■ **DATA LISTING**
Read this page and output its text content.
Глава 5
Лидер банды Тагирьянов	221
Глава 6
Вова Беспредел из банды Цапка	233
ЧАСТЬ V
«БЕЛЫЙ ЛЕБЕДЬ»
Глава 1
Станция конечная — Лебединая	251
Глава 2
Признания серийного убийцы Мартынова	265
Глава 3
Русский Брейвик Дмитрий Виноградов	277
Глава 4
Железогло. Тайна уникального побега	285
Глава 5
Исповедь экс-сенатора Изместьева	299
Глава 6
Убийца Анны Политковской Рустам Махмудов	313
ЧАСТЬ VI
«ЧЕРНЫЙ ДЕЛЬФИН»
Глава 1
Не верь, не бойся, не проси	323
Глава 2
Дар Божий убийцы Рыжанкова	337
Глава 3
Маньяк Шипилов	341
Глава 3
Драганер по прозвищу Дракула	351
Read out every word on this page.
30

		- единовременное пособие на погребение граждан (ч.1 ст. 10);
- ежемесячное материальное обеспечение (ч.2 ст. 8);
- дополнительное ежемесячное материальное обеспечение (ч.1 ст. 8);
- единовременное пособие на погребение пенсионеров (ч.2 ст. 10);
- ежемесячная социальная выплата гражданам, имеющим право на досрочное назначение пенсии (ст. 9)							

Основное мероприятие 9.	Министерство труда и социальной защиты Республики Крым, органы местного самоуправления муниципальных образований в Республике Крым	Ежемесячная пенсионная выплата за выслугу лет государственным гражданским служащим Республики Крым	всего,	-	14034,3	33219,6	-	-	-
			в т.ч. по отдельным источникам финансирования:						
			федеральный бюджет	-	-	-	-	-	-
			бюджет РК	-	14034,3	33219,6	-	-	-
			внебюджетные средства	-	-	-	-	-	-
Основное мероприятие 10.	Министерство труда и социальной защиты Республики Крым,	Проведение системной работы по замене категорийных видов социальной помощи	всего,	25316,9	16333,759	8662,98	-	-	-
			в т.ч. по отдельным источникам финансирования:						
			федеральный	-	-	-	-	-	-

■ **TASK BRIEF**
Quote the material exactly, leaving nothing out.

■ **RESULT OF THIS TASK**
Read this page and output its text content.
Глава 5
Лидер банды Тагирьянов	221
Глава 6
Вова Беспредел из банды Цапка	233
ЧАСТЬ V
«БЕЛЫЙ ЛЕБЕДЬ»
Глава 1
Станция конечная — Лебединая	251
Глава 2
Признания серийного убийцы Мартынова	265
Глава 3
Русский Брейвик Дмитрий Виноградов	277
Глава 4
Железогло. Тайна уникального побега	285
Глава 5
Исповедь экс-сенатора Изместьева	299
Глава 6
Убийца Анны Политковской Рустам Махмудов	313
ЧАСТЬ VI
«ЧЕРНЫЙ ДЕЛЬФИН»
Глава 1
Не верь, не бойся, не проси	323
Глава 2
Дар Божий убийцы Рыжанкова	337
Глава 3
Маньяк Шипилов	341
Глава 3
Драганер по прозвищу Дракула	351
Read out every word on this page.
30

		- единовременное пособие на погребение граждан (ч.1 ст. 10);
- ежемесячное материальное обеспечение (ч.2 ст. 8);
- дополнительное ежемесячное материальное обеспечение (ч.1 ст. 8);
- единовременное пособие на погребение пенсионеров (ч.2 ст. 10);
- ежемесячная социальная выплата гражданам, имеющим право на досрочное назначение пенсии (ст. 9)							

Основное мероприятие 9.	Министерство труда и социальной защиты Республики Крым, органы местного самоуправления муниципальных образований в Республике Крым	Ежемесячная пенсионная выплата за выслугу лет государственным гражданским служащим Республики Крым	всего,	-	14034,3	33219,6	-	-	-
			в т.ч. по отдельным источникам финансирования:						
			федеральный бюджет	-	-	-	-	-	-
			бюджет РК	-	14034,3	33219,6	-	-	-
			внебюджетные средства	-	-	-	-	-	-
Основное мероприятие 10.	Министерство труда и социальной защиты Республики Крым,	Проведение системной работы по замене категорийных видов социальной помощи	всего,	25316,9	16333,759	8662,98	-	-	-
			в т.ч. по отдельным источникам финансирования:						
			федеральный	-	-	-	-	-	-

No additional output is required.